DIRECTIONS FOR THIS TASK: Every line that holds the string "application" is to be identified and copied.

SUPPLIED RECORDS:
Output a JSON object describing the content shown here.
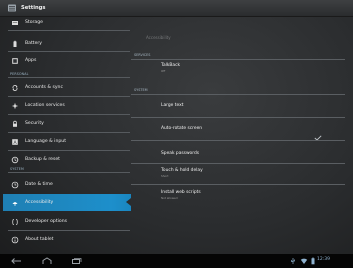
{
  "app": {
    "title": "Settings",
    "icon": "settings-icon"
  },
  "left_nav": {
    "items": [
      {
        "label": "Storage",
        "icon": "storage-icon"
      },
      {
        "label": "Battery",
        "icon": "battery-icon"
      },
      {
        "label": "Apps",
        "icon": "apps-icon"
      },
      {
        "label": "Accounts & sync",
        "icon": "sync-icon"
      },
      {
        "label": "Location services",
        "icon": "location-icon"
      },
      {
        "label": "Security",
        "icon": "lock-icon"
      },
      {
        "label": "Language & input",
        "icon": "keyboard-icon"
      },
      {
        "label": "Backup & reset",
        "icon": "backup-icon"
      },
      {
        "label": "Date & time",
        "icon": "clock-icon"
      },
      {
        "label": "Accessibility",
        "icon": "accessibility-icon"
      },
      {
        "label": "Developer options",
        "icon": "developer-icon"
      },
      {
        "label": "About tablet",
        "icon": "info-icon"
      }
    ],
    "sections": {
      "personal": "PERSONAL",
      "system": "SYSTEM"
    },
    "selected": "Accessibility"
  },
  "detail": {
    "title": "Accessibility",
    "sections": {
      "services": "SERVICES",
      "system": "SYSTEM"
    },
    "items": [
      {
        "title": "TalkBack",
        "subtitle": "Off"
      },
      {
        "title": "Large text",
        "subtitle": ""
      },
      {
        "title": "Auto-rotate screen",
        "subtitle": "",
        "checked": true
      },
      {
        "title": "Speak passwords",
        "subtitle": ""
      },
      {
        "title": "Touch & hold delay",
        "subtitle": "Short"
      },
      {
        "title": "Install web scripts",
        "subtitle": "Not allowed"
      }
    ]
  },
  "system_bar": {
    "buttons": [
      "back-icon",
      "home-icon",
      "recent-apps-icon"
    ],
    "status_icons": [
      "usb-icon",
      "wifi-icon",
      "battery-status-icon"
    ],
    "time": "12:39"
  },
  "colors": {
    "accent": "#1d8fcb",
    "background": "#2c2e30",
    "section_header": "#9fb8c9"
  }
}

...

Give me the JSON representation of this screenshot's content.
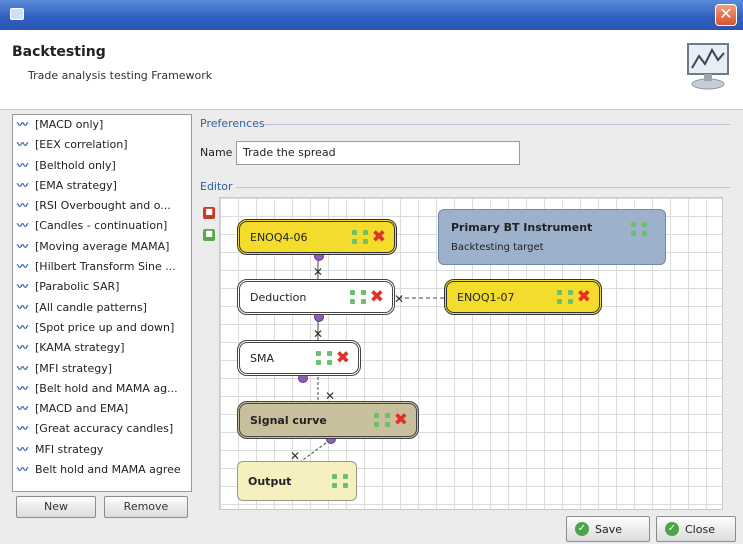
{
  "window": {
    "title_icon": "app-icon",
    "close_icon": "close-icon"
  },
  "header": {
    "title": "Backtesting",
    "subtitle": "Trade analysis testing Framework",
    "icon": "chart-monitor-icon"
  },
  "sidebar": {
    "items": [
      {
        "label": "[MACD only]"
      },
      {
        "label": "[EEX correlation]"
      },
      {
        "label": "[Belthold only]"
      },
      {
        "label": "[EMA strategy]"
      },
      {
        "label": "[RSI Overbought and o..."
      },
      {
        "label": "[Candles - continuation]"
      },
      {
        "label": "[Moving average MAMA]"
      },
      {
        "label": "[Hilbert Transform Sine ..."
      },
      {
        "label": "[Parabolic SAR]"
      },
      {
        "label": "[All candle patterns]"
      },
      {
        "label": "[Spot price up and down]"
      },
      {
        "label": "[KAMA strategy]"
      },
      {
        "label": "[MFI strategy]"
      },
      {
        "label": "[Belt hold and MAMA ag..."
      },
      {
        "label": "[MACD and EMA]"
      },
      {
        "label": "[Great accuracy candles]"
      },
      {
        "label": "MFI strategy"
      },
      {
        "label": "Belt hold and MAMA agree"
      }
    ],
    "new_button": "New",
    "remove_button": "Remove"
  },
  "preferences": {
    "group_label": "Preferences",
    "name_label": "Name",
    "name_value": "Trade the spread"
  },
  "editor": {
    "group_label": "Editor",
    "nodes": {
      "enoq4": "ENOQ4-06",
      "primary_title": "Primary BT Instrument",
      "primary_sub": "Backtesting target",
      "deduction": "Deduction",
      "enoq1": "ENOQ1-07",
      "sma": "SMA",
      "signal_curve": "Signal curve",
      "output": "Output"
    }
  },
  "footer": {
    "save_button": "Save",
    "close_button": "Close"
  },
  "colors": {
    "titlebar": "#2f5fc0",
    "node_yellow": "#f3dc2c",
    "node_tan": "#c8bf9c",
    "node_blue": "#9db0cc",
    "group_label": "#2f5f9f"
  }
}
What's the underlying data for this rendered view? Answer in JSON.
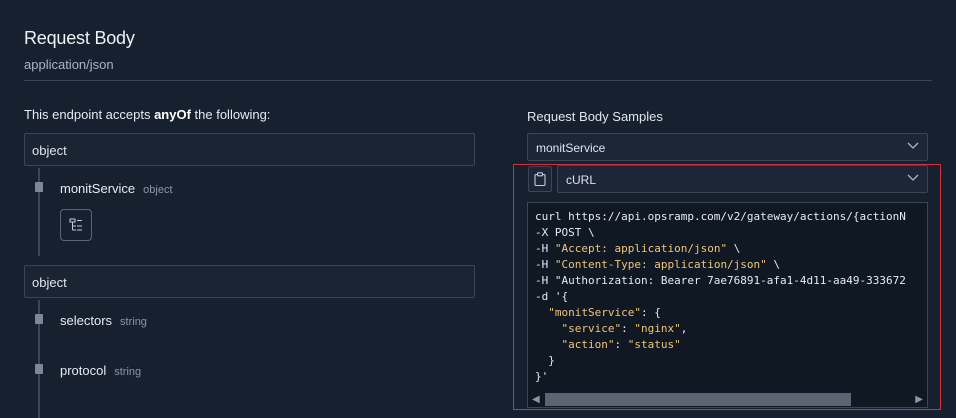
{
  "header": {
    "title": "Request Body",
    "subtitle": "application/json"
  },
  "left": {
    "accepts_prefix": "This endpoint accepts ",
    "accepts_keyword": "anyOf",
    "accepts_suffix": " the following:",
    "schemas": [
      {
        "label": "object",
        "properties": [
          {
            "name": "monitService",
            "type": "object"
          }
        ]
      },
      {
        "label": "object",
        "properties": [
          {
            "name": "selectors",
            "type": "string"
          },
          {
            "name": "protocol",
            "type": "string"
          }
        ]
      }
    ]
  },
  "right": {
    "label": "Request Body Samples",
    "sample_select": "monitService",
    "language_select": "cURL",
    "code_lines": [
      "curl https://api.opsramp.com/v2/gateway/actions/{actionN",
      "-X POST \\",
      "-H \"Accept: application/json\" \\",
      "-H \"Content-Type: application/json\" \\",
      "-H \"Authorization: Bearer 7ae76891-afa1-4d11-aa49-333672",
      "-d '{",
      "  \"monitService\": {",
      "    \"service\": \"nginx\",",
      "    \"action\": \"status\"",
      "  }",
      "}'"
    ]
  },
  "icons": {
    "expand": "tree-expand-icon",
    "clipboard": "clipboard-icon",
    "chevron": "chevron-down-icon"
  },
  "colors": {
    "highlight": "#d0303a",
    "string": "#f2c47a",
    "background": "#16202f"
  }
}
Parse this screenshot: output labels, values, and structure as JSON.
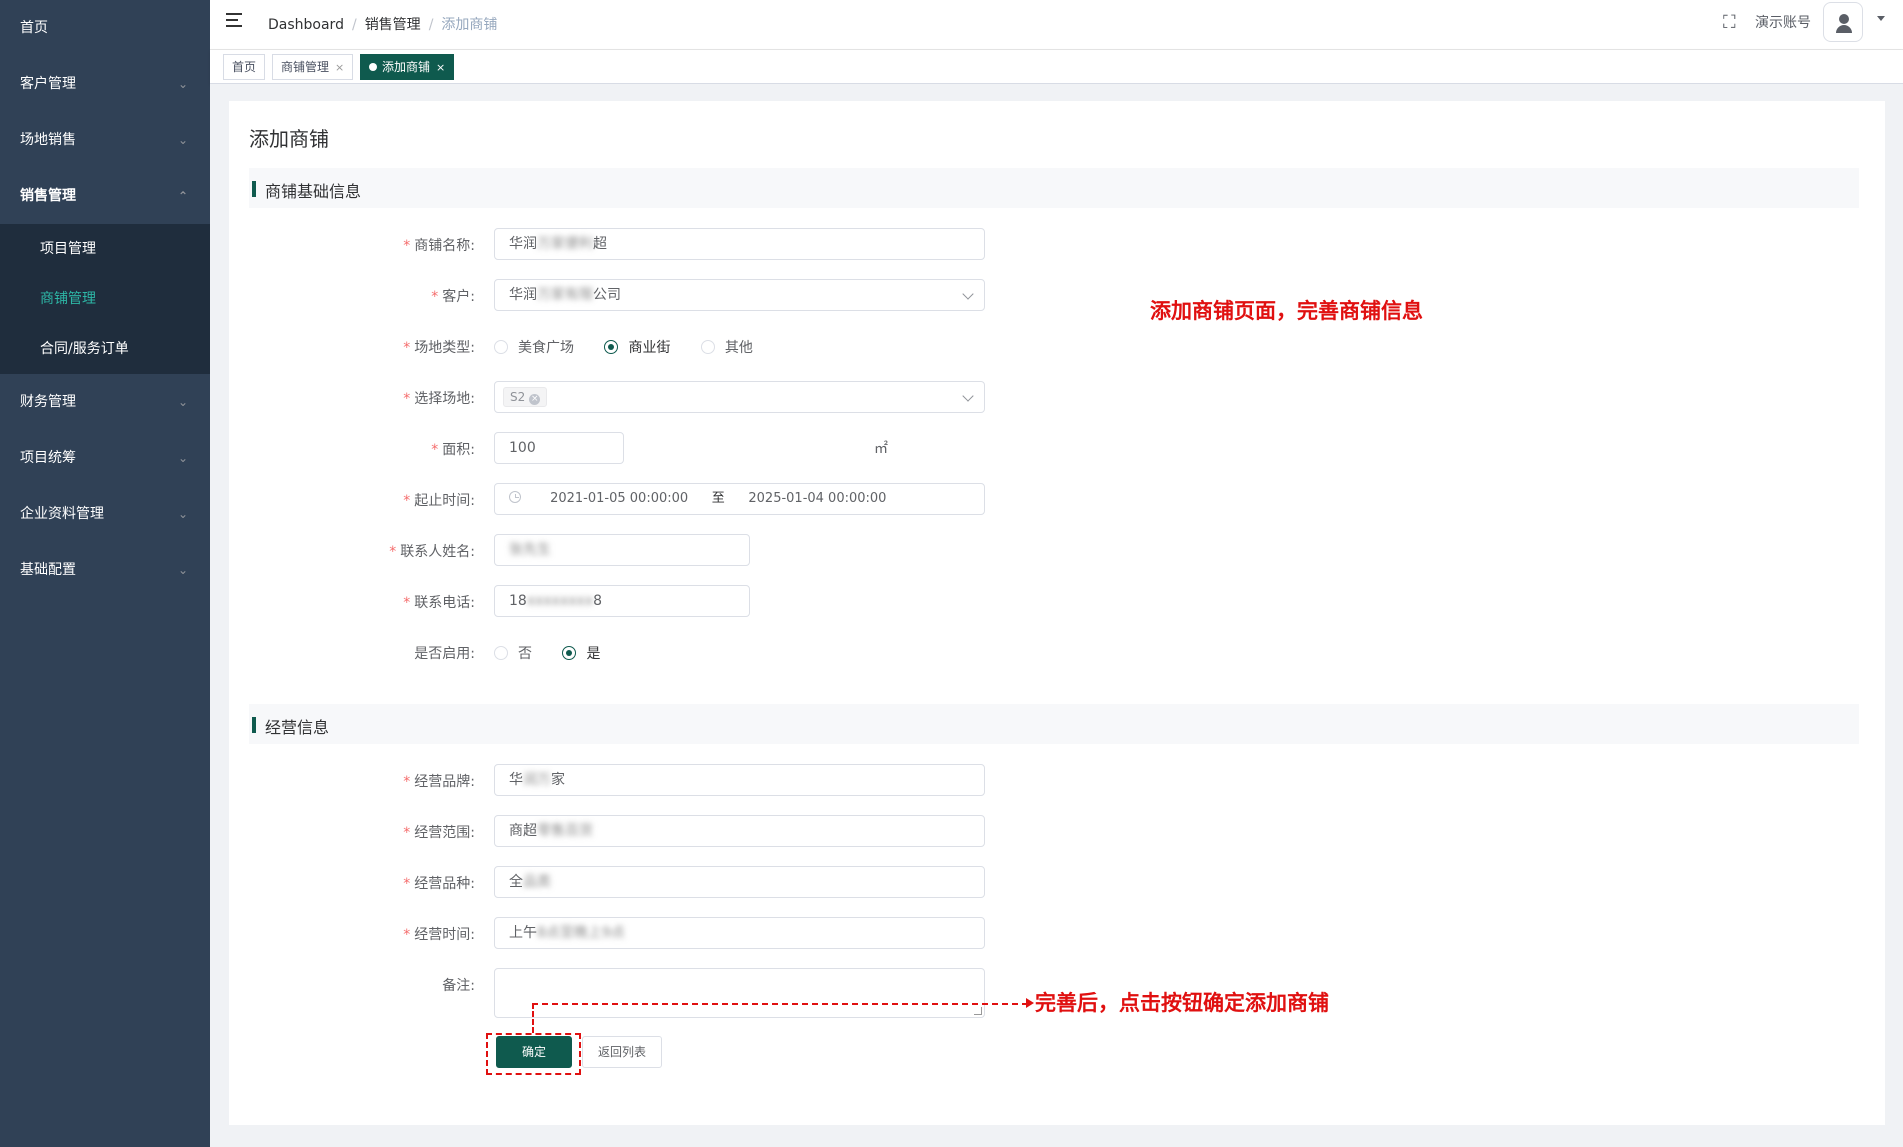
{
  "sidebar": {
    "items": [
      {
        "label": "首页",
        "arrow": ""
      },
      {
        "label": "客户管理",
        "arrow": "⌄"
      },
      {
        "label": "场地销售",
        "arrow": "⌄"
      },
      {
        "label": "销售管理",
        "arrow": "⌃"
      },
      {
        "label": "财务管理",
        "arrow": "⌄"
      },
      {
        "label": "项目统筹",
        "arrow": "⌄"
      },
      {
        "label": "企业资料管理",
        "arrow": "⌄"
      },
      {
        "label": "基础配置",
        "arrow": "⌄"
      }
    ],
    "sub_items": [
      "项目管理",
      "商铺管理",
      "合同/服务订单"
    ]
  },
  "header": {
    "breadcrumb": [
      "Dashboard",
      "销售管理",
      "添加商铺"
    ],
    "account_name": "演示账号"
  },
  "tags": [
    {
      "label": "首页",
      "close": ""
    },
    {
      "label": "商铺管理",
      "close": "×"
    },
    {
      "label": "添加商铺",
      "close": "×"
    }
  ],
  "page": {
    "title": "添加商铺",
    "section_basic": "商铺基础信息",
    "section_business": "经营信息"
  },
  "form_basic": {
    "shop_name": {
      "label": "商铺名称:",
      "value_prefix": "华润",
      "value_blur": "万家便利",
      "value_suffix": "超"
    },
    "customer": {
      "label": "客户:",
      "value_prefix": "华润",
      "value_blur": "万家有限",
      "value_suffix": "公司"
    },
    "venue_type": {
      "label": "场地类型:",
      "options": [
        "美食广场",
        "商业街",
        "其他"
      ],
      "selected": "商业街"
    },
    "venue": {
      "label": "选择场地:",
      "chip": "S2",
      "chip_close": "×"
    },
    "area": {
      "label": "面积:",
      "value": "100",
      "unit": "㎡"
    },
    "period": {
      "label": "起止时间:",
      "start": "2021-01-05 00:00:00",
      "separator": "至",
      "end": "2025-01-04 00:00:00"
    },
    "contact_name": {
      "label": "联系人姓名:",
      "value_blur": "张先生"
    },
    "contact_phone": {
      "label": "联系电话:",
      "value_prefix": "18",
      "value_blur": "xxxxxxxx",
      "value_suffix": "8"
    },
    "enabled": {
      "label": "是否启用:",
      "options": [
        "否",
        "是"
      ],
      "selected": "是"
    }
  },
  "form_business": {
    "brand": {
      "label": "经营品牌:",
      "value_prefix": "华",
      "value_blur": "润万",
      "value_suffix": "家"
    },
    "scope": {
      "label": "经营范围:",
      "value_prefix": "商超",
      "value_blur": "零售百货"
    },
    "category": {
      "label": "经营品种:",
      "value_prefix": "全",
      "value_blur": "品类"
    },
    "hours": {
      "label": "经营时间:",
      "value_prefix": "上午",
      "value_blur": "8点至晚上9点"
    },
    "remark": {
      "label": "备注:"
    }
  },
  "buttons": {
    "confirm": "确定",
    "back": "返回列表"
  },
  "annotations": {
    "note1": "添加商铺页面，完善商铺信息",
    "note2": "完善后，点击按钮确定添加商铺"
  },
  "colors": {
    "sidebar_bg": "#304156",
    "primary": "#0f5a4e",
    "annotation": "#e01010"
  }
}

ANSWER IN FULL:
    "subtitle": "application/json"
      "-H \"Accept: application/json\" \\",
      "-H \"Content-Type: application/json\" \\",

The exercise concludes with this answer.